(Stored entries)
_ _ _

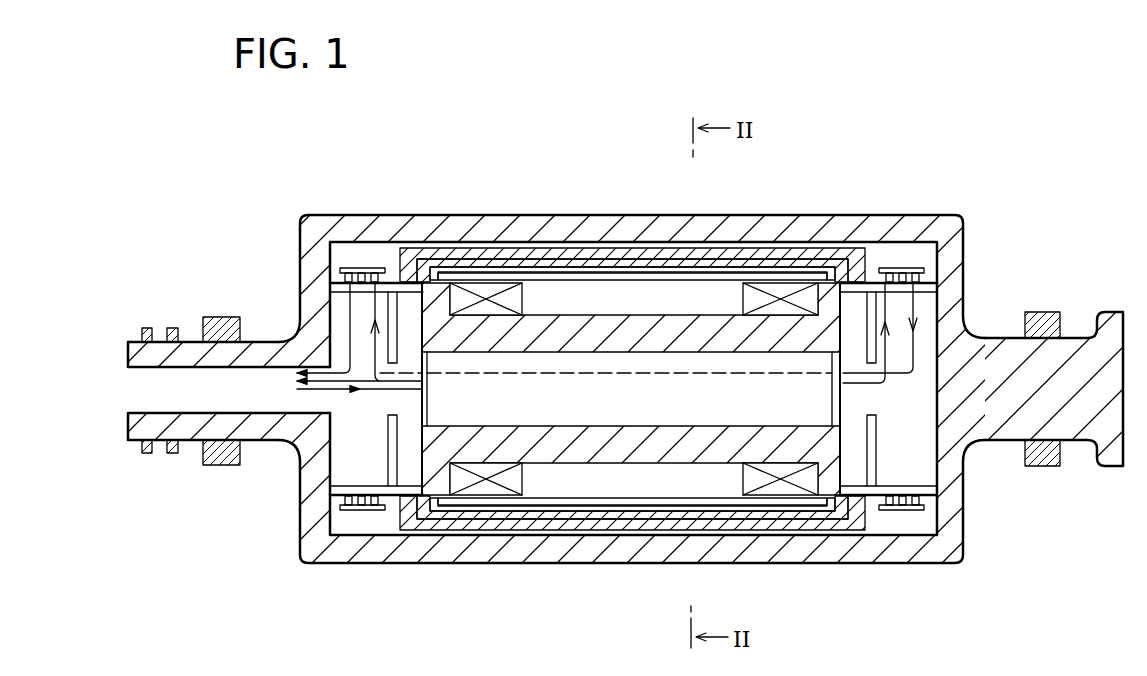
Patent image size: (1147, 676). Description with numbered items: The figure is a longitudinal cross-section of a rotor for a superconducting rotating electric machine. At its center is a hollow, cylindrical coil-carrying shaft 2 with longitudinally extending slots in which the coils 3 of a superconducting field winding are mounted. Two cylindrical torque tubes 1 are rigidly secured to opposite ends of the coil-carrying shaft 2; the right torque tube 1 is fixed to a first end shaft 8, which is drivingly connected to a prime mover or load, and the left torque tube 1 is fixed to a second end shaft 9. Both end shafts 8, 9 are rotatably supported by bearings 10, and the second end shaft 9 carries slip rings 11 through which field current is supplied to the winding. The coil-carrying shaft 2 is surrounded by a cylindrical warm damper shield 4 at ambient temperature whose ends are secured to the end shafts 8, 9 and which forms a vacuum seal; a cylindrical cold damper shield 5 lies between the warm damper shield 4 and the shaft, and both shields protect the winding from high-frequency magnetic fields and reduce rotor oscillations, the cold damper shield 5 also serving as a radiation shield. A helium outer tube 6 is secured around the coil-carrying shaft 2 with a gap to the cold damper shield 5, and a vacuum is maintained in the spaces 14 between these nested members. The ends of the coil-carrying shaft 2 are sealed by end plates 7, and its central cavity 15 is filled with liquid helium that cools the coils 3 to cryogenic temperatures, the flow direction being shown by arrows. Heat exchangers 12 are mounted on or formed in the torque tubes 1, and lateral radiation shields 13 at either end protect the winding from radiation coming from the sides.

The torque tube 1 is at (848, 488).
The coil-carrying shaft 2 is at (630, 433).
The coils 3 is at (500, 468).
The warm damper shield 4 is at (610, 227).
The cold damper shield 5 is at (760, 247).
The helium outer tube 6 is at (562, 508).
The end plates 7 is at (430, 393).
The first end shaft 8 is at (998, 425).
The second end shaft 9 is at (268, 445).
The bearings 10 is at (225, 466).
The slip rings 11 is at (172, 455).
The heat exchangers 12 is at (905, 485).
The lateral radiation shields 13 is at (388, 461).
The spaces 14 is at (468, 262).
The central cavity 15 is at (820, 400).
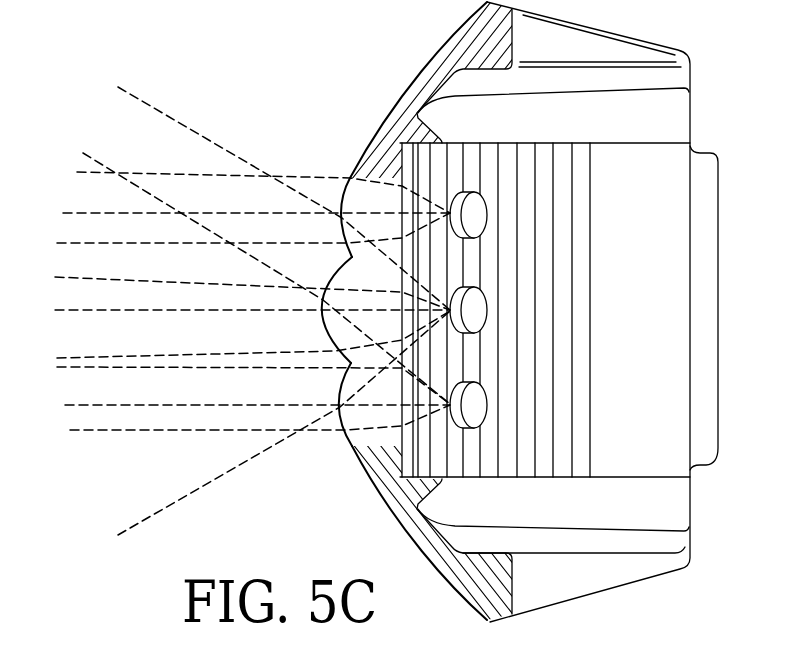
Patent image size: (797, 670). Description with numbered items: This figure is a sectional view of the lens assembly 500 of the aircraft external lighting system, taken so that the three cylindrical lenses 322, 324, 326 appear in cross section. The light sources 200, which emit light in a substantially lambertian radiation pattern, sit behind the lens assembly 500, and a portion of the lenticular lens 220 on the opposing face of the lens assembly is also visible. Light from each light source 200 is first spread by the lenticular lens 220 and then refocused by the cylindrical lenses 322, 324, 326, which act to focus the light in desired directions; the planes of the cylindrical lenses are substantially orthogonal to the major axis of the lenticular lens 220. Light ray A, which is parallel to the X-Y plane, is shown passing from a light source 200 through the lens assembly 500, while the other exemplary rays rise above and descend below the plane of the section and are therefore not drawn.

The lens assembly 500 is at (306, 103).
The lenticular lens 220 is at (380, 486).
The cylindrical lens 322 is at (340, 212).
The cylindrical lens 324 is at (324, 329).
The cylindrical lens 326 is at (340, 394).
The light source 200 is at (477, 217).
The light ray A is at (238, 311).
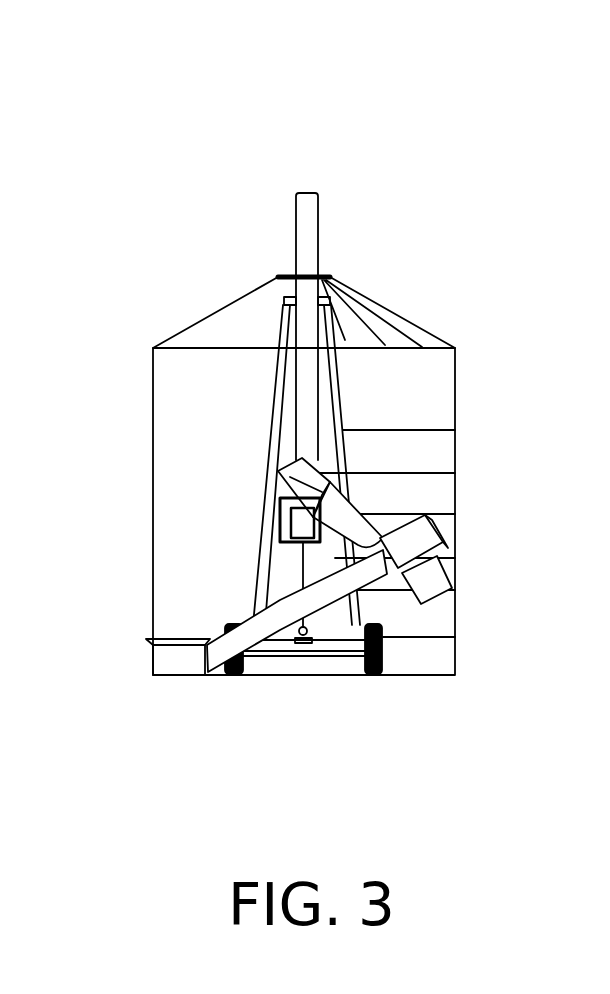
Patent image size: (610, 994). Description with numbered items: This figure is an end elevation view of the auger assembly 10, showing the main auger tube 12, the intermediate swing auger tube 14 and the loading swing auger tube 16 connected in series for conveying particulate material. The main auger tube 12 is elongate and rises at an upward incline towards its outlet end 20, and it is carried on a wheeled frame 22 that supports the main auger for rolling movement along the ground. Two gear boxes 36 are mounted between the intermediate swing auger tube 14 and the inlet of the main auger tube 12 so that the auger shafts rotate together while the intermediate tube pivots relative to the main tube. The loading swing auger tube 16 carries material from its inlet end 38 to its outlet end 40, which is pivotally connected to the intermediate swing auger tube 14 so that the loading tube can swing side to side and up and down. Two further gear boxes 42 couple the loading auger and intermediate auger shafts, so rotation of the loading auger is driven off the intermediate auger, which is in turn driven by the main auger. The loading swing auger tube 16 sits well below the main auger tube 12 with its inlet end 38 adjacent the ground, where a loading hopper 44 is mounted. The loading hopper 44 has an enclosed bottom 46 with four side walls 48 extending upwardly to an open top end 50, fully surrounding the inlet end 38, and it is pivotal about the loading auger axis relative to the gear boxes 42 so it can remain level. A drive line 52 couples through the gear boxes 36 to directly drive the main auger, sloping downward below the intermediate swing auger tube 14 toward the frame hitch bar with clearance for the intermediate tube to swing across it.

The auger assembly 10 is at (304, 175).
The main auger tube 12 is at (303, 372).
The intermediate swing auger tube 14 is at (360, 527).
The loading swing auger tube 16 is at (250, 630).
The outlet end 20 is at (312, 214).
The wheeled frame 22 is at (338, 391).
The gear boxes 36 is at (290, 508).
The inlet end 38 is at (231, 676).
The outlet end 40 is at (312, 561).
The gear boxes 42 is at (440, 540).
The loading hopper 44 is at (145, 660).
The enclosed bottom 46 is at (178, 676).
The side walls 48 is at (178, 657).
The open top end 50 is at (179, 631).
The drive line 52 is at (275, 621).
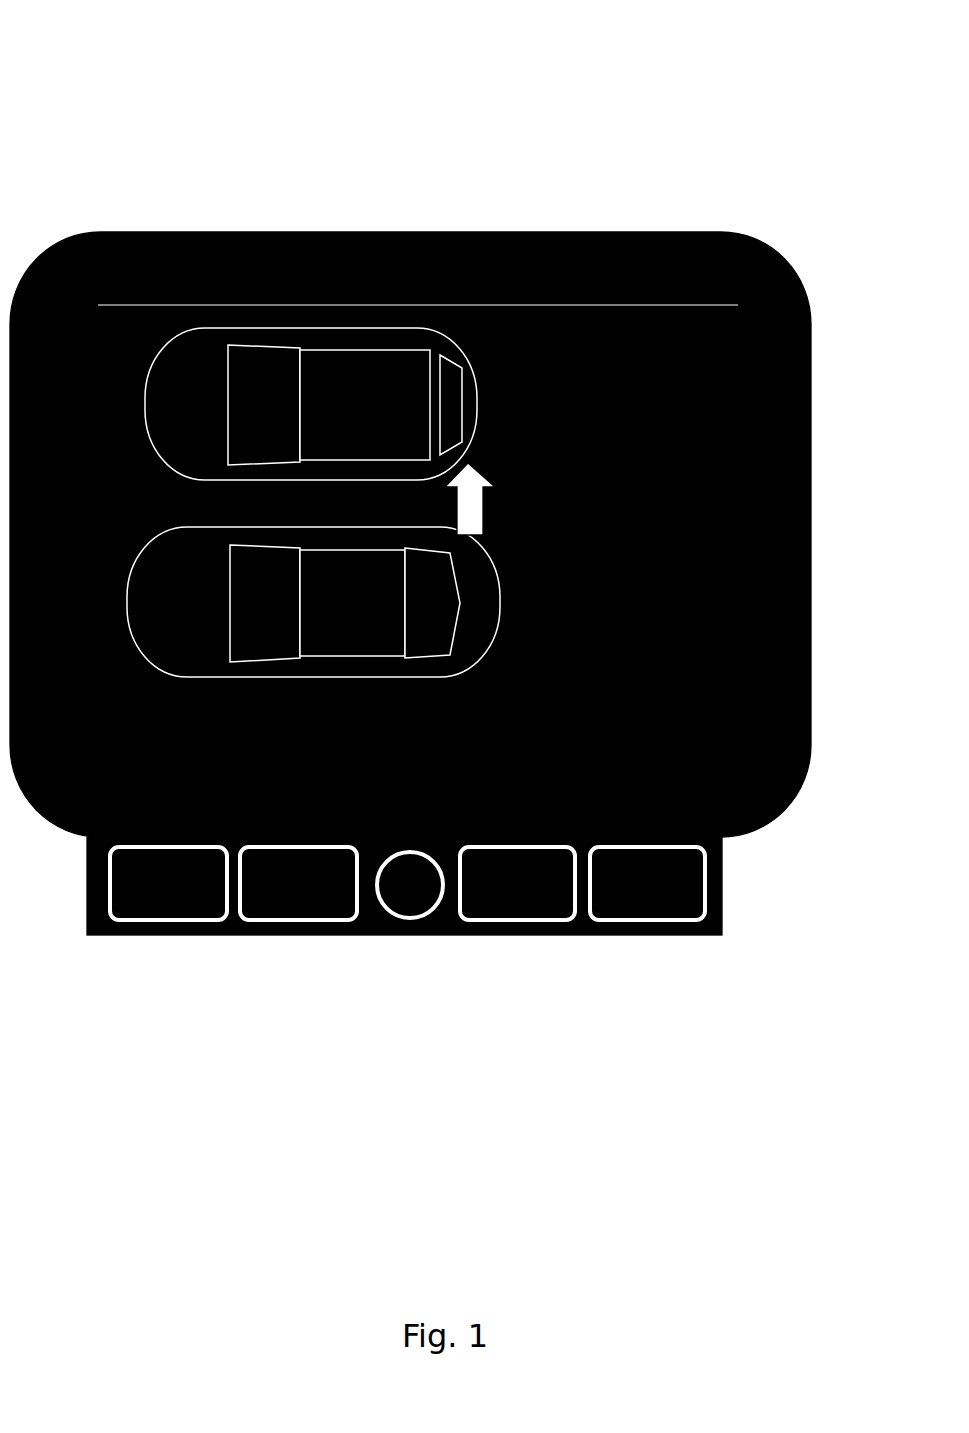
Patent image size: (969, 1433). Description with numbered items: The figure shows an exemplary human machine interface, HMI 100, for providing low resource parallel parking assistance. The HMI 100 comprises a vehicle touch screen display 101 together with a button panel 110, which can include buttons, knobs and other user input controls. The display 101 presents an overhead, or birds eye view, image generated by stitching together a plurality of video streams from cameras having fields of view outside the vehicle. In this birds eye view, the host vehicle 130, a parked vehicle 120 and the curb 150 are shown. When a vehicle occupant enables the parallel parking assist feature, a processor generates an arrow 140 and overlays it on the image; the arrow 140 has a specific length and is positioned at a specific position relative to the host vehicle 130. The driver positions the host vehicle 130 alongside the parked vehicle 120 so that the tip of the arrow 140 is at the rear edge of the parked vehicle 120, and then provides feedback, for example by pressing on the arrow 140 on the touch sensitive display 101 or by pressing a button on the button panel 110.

The human machine interface 100 is at (477, 40).
The display 101 is at (167, 228).
The button panel 110 is at (543, 941).
The parked vehicle 120 is at (381, 415).
The host vehicle 130 is at (370, 603).
The arrow 140 is at (488, 497).
The curb 150 is at (590, 316).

_ _ _

- [TASK TO COMPLETE]:
Pull out each line from the entries above that contains the word "aircraft", and copy it in full.

- [RESULT BELOW]:
Patent image size: (797, 670). Description with numbered items: This figure is a sectional view of the lens assembly 500 of the aircraft external lighting system, taken so that the three cylindrical lenses 322, 324, 326 appear in cross section. The light sources 200, which emit light in a substantially lambertian radiation pattern, sit behind the lens assembly 500, and a portion of the lenticular lens 220 on the opposing face of the lens assembly is also visible. Light from each light source 200 is first spread by the lenticular lens 220 and then refocused by the cylindrical lenses 322, 324, 326, which act to focus the light in desired directions; the planes of the cylindrical lenses are substantially orthogonal to the major axis of the lenticular lens 220. Light ray A, which is parallel to the X-Y plane, is shown passing from a light source 200 through the lens assembly 500, while the other exemplary rays rise above and descend below the plane of the section and are therefore not drawn.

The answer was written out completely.